§ **Data records**
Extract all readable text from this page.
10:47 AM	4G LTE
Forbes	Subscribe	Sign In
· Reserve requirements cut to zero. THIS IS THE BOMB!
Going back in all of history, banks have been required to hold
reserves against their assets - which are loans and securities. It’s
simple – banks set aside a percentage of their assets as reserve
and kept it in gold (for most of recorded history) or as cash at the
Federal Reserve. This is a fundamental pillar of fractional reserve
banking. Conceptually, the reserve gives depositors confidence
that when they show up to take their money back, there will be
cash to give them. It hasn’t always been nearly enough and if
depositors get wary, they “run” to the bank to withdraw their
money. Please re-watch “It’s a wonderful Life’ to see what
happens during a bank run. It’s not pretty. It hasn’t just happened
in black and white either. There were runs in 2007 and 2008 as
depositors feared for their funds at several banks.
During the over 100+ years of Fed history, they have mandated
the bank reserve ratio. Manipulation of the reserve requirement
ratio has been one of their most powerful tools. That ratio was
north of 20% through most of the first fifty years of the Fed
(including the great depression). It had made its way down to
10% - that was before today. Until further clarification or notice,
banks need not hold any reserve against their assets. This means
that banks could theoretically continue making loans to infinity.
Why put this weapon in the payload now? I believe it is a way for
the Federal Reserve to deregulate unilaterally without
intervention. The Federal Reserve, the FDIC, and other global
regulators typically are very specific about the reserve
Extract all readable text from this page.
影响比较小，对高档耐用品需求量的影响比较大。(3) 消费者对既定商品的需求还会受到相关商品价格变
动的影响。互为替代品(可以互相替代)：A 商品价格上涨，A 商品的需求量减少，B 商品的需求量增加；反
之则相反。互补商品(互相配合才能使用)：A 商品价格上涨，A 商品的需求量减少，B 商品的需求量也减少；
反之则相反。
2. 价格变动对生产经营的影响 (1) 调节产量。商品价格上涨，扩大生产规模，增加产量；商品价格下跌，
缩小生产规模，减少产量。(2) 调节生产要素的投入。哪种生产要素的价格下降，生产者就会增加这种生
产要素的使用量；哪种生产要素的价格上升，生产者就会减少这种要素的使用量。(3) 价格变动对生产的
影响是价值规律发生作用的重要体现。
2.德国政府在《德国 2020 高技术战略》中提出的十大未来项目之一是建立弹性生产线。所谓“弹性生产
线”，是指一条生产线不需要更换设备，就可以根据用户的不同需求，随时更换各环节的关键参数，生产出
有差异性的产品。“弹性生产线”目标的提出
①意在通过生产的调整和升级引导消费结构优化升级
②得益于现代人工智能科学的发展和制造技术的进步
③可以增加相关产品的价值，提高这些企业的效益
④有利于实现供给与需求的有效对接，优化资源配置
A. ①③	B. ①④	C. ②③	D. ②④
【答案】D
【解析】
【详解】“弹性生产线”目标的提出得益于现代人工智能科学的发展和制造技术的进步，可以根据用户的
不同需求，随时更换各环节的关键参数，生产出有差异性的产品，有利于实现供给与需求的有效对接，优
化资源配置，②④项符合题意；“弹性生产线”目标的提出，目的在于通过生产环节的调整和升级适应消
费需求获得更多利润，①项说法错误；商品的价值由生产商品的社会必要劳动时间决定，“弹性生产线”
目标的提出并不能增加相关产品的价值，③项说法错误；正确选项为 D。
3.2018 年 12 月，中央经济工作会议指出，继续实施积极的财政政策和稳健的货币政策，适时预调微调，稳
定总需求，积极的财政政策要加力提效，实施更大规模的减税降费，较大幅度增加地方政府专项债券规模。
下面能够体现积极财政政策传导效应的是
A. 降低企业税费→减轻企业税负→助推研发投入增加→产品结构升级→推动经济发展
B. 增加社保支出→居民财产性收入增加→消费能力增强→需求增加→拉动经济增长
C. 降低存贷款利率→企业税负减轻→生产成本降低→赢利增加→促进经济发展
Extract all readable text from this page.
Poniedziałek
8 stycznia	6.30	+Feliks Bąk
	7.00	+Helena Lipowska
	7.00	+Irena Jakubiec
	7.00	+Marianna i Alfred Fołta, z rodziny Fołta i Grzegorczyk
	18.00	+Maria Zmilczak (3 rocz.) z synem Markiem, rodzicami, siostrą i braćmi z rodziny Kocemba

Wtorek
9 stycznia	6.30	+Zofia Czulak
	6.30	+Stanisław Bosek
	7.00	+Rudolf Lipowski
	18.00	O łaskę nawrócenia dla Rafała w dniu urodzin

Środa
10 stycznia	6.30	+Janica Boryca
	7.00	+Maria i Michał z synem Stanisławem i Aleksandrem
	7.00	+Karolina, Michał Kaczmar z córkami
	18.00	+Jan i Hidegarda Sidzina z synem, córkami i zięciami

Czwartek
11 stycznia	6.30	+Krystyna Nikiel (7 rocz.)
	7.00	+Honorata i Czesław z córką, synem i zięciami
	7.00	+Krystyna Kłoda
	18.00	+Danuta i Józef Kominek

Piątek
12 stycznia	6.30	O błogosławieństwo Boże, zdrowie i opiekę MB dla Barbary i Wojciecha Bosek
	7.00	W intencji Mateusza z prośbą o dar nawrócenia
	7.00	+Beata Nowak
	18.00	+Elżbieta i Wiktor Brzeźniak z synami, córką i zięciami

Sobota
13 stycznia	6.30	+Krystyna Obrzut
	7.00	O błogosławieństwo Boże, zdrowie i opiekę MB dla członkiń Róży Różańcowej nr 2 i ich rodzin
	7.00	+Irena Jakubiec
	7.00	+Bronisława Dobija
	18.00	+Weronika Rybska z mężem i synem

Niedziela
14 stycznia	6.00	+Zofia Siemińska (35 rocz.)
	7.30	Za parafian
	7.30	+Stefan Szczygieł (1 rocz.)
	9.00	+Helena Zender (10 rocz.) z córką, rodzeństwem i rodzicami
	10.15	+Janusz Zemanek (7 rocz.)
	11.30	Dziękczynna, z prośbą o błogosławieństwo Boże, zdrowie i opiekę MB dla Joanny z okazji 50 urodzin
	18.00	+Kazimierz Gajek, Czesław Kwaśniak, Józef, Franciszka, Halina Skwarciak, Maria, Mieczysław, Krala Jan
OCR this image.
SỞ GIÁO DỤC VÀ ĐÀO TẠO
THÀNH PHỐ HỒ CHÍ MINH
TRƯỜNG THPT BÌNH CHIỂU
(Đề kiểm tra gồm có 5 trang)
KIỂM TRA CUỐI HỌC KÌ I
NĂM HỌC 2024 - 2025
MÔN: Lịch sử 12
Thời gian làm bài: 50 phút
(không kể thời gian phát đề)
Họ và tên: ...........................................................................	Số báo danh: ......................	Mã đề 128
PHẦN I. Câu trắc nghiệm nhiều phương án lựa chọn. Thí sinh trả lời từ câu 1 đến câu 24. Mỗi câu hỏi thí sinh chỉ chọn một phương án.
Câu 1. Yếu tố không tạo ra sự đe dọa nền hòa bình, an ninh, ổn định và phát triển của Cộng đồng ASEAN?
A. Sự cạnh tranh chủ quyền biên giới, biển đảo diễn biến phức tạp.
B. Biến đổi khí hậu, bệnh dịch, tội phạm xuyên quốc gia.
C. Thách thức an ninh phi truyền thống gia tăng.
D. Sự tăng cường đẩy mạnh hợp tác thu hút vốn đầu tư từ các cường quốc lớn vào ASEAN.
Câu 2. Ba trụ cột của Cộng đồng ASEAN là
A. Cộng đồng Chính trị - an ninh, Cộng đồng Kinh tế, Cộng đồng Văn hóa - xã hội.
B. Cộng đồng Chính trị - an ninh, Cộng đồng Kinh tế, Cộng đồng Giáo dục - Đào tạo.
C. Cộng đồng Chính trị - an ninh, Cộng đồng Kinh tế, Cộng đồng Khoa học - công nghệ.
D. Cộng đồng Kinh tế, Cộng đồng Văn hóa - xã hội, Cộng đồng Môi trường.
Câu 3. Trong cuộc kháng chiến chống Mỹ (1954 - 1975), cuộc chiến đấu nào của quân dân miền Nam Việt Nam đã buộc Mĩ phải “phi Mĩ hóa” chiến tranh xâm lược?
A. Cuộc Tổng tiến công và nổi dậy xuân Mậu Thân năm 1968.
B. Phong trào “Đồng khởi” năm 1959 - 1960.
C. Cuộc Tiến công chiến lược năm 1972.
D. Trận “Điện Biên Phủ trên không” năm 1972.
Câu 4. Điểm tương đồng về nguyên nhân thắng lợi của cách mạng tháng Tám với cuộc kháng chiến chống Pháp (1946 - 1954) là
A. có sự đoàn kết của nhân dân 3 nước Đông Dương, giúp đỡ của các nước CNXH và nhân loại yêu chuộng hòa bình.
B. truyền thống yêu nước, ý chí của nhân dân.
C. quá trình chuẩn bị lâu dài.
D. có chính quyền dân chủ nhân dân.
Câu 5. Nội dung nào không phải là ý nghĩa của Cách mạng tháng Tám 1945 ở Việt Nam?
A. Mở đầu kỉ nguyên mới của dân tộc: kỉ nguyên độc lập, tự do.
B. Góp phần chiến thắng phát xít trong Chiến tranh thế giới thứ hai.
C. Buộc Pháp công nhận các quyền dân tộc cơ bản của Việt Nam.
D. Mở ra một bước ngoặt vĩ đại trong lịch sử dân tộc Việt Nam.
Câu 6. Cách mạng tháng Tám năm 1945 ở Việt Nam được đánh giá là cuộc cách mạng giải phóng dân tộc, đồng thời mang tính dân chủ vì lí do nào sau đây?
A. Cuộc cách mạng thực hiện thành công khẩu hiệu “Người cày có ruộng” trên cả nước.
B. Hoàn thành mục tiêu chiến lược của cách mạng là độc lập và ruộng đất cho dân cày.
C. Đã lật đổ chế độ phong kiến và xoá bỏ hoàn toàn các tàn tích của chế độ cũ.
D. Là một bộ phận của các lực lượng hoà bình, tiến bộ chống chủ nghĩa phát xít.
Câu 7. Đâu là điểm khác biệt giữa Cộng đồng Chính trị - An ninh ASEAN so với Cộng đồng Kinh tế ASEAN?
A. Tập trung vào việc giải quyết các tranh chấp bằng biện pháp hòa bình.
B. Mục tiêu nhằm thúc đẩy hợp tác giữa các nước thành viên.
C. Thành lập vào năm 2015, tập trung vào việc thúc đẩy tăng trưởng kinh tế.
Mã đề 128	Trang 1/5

§ **Goal**
Extract from the data every line where "quốc" shows up.

§ **Complete response**
B. Biến đổi khí hậu, bệnh dịch, tội phạm xuyên quốc gia.
D. Sự tăng cường đẩy mạnh hợp tác thu hút vốn đầu tư từ các cường quốc lớn vào ASEAN.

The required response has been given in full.